The request →
Copy all the data exactly, except the pictures.

Task input →
+ + + + + + +
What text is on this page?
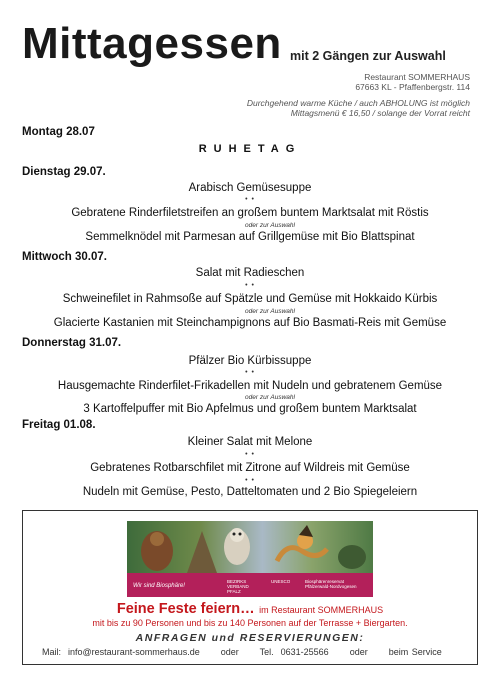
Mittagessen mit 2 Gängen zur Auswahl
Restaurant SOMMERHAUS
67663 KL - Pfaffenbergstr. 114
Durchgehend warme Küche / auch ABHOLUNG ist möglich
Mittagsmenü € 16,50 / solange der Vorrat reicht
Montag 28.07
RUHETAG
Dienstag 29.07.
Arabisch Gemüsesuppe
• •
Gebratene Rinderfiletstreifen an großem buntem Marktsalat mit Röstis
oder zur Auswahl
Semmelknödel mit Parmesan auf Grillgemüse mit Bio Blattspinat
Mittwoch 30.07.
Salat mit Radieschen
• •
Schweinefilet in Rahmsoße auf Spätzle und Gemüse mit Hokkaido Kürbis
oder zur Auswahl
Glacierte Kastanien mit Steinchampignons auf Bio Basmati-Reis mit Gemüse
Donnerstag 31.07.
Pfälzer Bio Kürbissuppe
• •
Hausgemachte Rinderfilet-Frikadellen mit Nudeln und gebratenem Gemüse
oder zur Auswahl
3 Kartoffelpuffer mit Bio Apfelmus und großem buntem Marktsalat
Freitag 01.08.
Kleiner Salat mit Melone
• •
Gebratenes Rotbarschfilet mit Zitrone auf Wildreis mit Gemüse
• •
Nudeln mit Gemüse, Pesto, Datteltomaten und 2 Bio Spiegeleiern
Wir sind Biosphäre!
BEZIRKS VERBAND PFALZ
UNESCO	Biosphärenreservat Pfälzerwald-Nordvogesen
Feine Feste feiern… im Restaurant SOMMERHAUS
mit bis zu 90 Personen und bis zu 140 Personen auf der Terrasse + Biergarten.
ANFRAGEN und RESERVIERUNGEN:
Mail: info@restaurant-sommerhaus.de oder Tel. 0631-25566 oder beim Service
+ + + + + + +
Task response →
What text is on this page?
Mittagessen mit 2 Gängen zur Auswahl
Restaurant SOMMERHAUS
67663 KL - Pfaffenbergstr. 114
Durchgehend warme Küche / auch ABHOLUNG ist möglich
Mittagsmenü € 16,50 / solange der Vorrat reicht
Montag 28.07
RUHETAG
Dienstag 29.07.
Arabisch Gemüsesuppe
• •
Gebratene Rinderfiletstreifen an großem buntem Marktsalat mit Röstis
oder zur Auswahl
Semmelknödel mit Parmesan auf Grillgemüse mit Bio Blattspinat
Mittwoch 30.07.
Salat mit Radieschen
• •
Schweinefilet in Rahmsoße auf Spätzle und Gemüse mit Hokkaido Kürbis
oder zur Auswahl
Glacierte Kastanien mit Steinchampignons auf Bio Basmati-Reis mit Gemüse
Donnerstag 31.07.
Pfälzer Bio Kürbissuppe
• •
Hausgemachte Rinderfilet-Frikadellen mit Nudeln und gebratenem Gemüse
oder zur Auswahl
3 Kartoffelpuffer mit Bio Apfelmus und großem buntem Marktsalat
Freitag 01.08.
Kleiner Salat mit Melone
• •
Gebratenes Rotbarschfilet mit Zitrone auf Wildreis mit Gemüse
• •
Nudeln mit Gemüse, Pesto, Datteltomaten und 2 Bio Spiegeleiern
Wir sind Biosphäre!
BEZIRKS VERBAND PFALZ
UNESCO	Biosphärenreservat Pfälzerwald-Nordvogesen
Feine Feste feiern… im Restaurant SOMMERHAUS
mit bis zu 90 Personen und bis zu 140 Personen auf der Terrasse + Biergarten.
ANFRAGEN und RESERVIERUNGEN:
Mail: info@restaurant-sommerhaus.de oder Tel. 0631-25566 oder beim Service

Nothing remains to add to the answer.